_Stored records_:

====================

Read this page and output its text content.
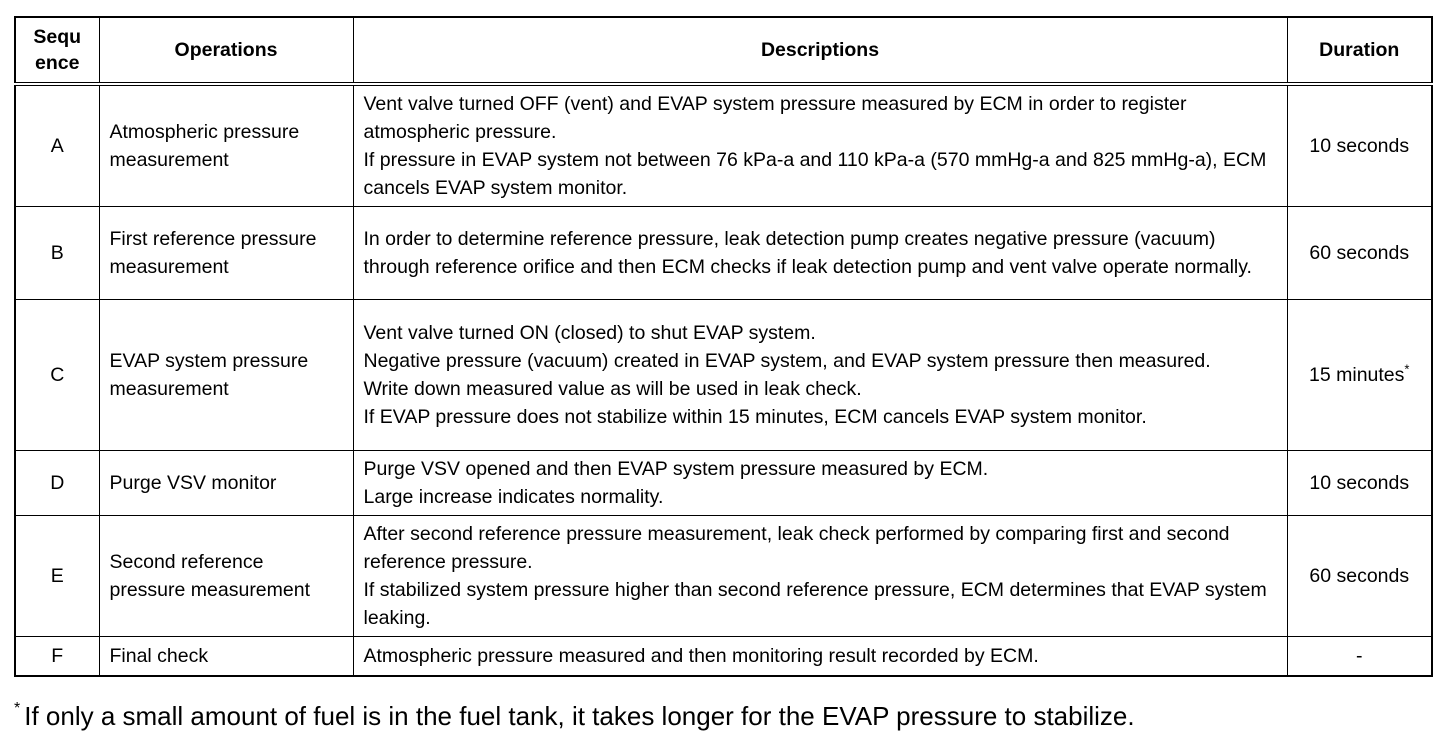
Sequ ence	Operations	Descriptions	Duration
A	Atmospheric pressure measurement	Vent valve turned OFF (vent) and EVAP system pressure measured by ECM in order to register atmospheric pressure.
If pressure in EVAP system not between 76 kPa-a and 110 kPa-a (570 mmHg-a and 825 mmHg-a), ECM cancels EVAP system monitor.	10 seconds
B	First reference pressure measurement	In order to determine reference pressure, leak detection pump creates negative pressure (vacuum) through reference orifice and then ECM checks if leak detection pump and vent valve operate normally.	60 seconds
C	EVAP system pressure measurement	Vent valve turned ON (closed) to shut EVAP system.
Negative pressure (vacuum) created in EVAP system, and EVAP system pressure then measured.
Write down measured value as will be used in leak check.
If EVAP pressure does not stabilize within 15 minutes, ECM cancels EVAP system monitor.	15 minutes*
D	Purge VSV monitor	Purge VSV opened and then EVAP system pressure measured by ECM.
Large increase indicates normality.	10 seconds
E	Second reference pressure measurement	After second reference pressure measurement, leak check performed by comparing first and second reference pressure.
If stabilized system pressure higher than second reference pressure, ECM determines that EVAP system leaking.	60 seconds
F	Final check	Atmospheric pressure measured and then monitoring result recorded by ECM.	-
* If only a small amount of fuel is in the fuel tank, it takes longer for the EVAP pressure to stabilize.
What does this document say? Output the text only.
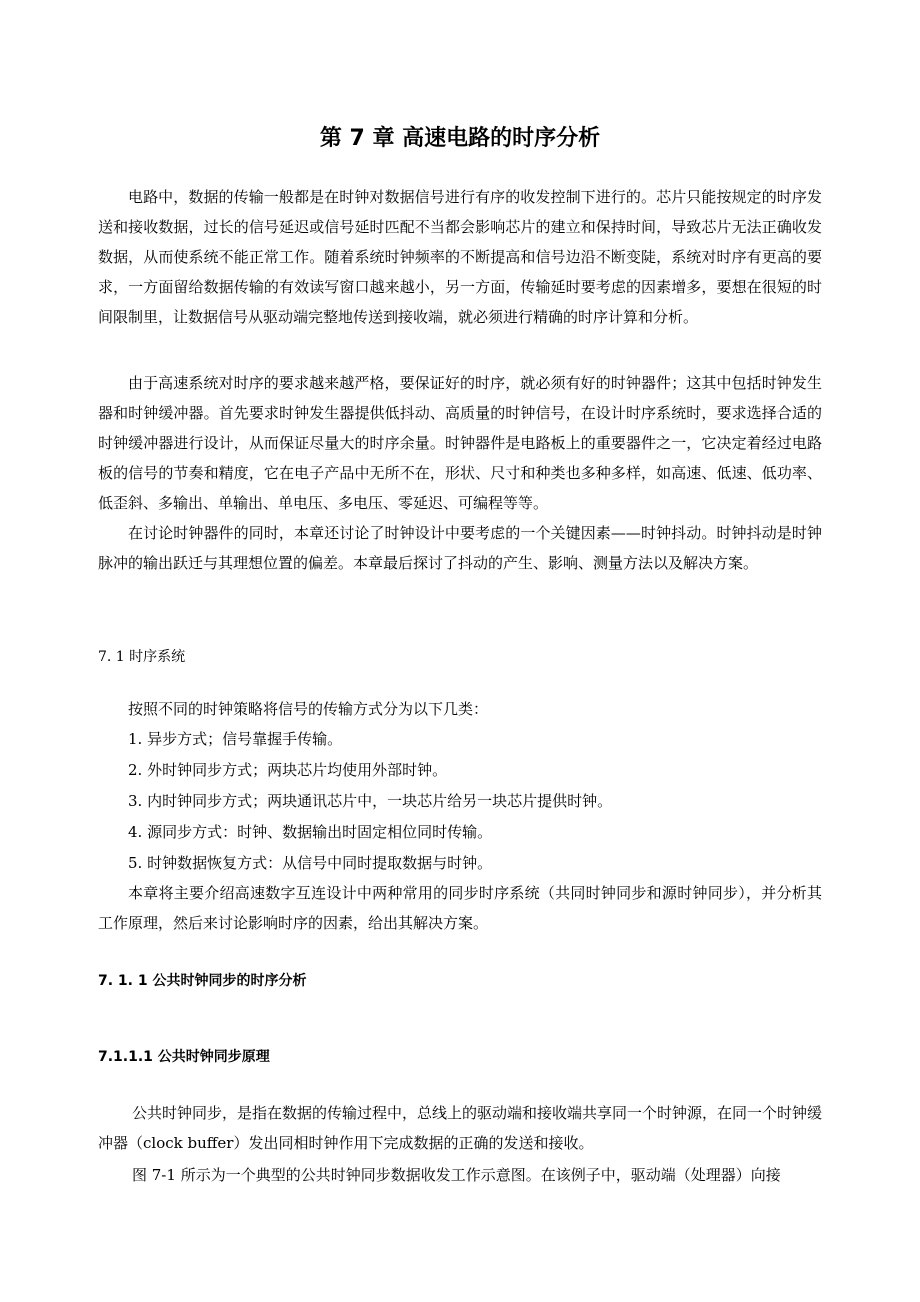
第 7 章 高速电路的时序分析

电路中，数据的传输一般都是在时钟对数据信号进行有序的收发控制下进行的。芯片只能按规定的时序发送和接收数据，过长的信号延迟或信号延时匹配不当都会影响芯片的建立和保持时间，导致芯片无法正确收发数据，从而使系统不能正常工作。随着系统时钟频率的不断提高和信号边沿不断变陡，系统对时序有更高的要求，一方面留给数据传输的有效读写窗口越来越小，另一方面，传输延时要考虑的因素增多，要想在很短的时间限制里，让数据信号从驱动端完整地传送到接收端，就必须进行精确的时序计算和分析。

由于高速系统对时序的要求越来越严格，要保证好的时序，就必须有好的时钟器件；这其中包括时钟发生器和时钟缓冲器。首先要求时钟发生器提供低抖动、高质量的时钟信号，在设计时序系统时，要求选择合适的时钟缓冲器进行设计，从而保证尽量大的时序余量。时钟器件是电路板上的重要器件之一，它决定着经过电路板的信号的节奏和精度，它在电子产品中无所不在，形状、尺寸和种类也多种多样，如高速、低速、低功率、低歪斜、多输出、单输出、单电压、多电压、零延迟、可编程等等。

在讨论时钟器件的同时，本章还讨论了时钟设计中要考虑的一个关键因素——时钟抖动。时钟抖动是时钟脉冲的输出跃迁与其理想位置的偏差。本章最后探讨了抖动的产生、影响、测量方法以及解决方案。

7. 1 时序系统

按照不同的时钟策略将信号的传输方式分为以下几类：

1. 异步方式；信号靠握手传输。

2. 外时钟同步方式；两块芯片均使用外部时钟。

3. 内时钟同步方式；两块通讯芯片中，一块芯片给另一块芯片提供时钟。

4. 源同步方式：时钟、数据输出时固定相位同时传输。

5. 时钟数据恢复方式：从信号中同时提取数据与时钟。

本章将主要介绍高速数字互连设计中两种常用的同步时序系统（共同时钟同步和源时钟同步），并分析其工作原理，然后来讨论影响时序的因素，给出其解决方案。

7. 1. 1 公共时钟同步的时序分析
7.1.1.1 公共时钟同步原理

公共时钟同步，是指在数据的传输过程中，总线上的驱动端和接收端共享同一个时钟源，在同一个时钟缓冲器（clock buffer）发出同相时钟作用下完成数据的正确的发送和接收。

图 7-1 所示为一个典型的公共时钟同步数据收发工作示意图。在该例子中，驱动端（处理器）向接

====================

_Problem requirements_: Return the listing above word for word, with the pictures removed.

_Solution_:
Read this page and output its text content.
Sequ ence	Operations	Descriptions	Duration
A	Atmospheric pressure measurement	Vent valve turned OFF (vent) and EVAP system pressure measured by ECM in order to register atmospheric pressure.
If pressure in EVAP system not between 76 kPa-a and 110 kPa-a (570 mmHg-a and 825 mmHg-a), ECM cancels EVAP system monitor.	10 seconds
B	First reference pressure measurement	In order to determine reference pressure, leak detection pump creates negative pressure (vacuum) through reference orifice and then ECM checks if leak detection pump and vent valve operate normally.	60 seconds
C	EVAP system pressure measurement	Vent valve turned ON (closed) to shut EVAP system.
Negative pressure (vacuum) created in EVAP system, and EVAP system pressure then measured.
Write down measured value as will be used in leak check.
If EVAP pressure does not stabilize within 15 minutes, ECM cancels EVAP system monitor.	15 minutes*
D	Purge VSV monitor	Purge VSV opened and then EVAP system pressure measured by ECM.
Large increase indicates normality.	10 seconds
E	Second reference pressure measurement	After second reference pressure measurement, leak check performed by comparing first and second reference pressure.
If stabilized system pressure higher than second reference pressure, ECM determines that EVAP system leaking.	60 seconds
F	Final check	Atmospheric pressure measured and then monitoring result recorded by ECM.	-
* If only a small amount of fuel is in the fuel tank, it takes longer for the EVAP pressure to stabilize.
What does this document say? Output the text only.
第 7 章 高速电路的时序分析

电路中，数据的传输一般都是在时钟对数据信号进行有序的收发控制下进行的。芯片只能按规定的时序发送和接收数据，过长的信号延迟或信号延时匹配不当都会影响芯片的建立和保持时间，导致芯片无法正确收发数据，从而使系统不能正常工作。随着系统时钟频率的不断提高和信号边沿不断变陡，系统对时序有更高的要求，一方面留给数据传输的有效读写窗口越来越小，另一方面，传输延时要考虑的因素增多，要想在很短的时间限制里，让数据信号从驱动端完整地传送到接收端，就必须进行精确的时序计算和分析。

由于高速系统对时序的要求越来越严格，要保证好的时序，就必须有好的时钟器件；这其中包括时钟发生器和时钟缓冲器。首先要求时钟发生器提供低抖动、高质量的时钟信号，在设计时序系统时，要求选择合适的时钟缓冲器进行设计，从而保证尽量大的时序余量。时钟器件是电路板上的重要器件之一，它决定着经过电路板的信号的节奏和精度，它在电子产品中无所不在，形状、尺寸和种类也多种多样，如高速、低速、低功率、低歪斜、多输出、单输出、单电压、多电压、零延迟、可编程等等。

在讨论时钟器件的同时，本章还讨论了时钟设计中要考虑的一个关键因素——时钟抖动。时钟抖动是时钟脉冲的输出跃迁与其理想位置的偏差。本章最后探讨了抖动的产生、影响、测量方法以及解决方案。

7. 1 时序系统

按照不同的时钟策略将信号的传输方式分为以下几类：

1. 异步方式；信号靠握手传输。

2. 外时钟同步方式；两块芯片均使用外部时钟。

3. 内时钟同步方式；两块通讯芯片中，一块芯片给另一块芯片提供时钟。

4. 源同步方式：时钟、数据输出时固定相位同时传输。

5. 时钟数据恢复方式：从信号中同时提取数据与时钟。

本章将主要介绍高速数字互连设计中两种常用的同步时序系统（共同时钟同步和源时钟同步），并分析其工作原理，然后来讨论影响时序的因素，给出其解决方案。

7. 1. 1 公共时钟同步的时序分析
7.1.1.1 公共时钟同步原理

公共时钟同步，是指在数据的传输过程中，总线上的驱动端和接收端共享同一个时钟源，在同一个时钟缓冲器（clock buffer）发出同相时钟作用下完成数据的正确的发送和接收。

图 7-1 所示为一个典型的公共时钟同步数据收发工作示意图。在该例子中，驱动端（处理器）向接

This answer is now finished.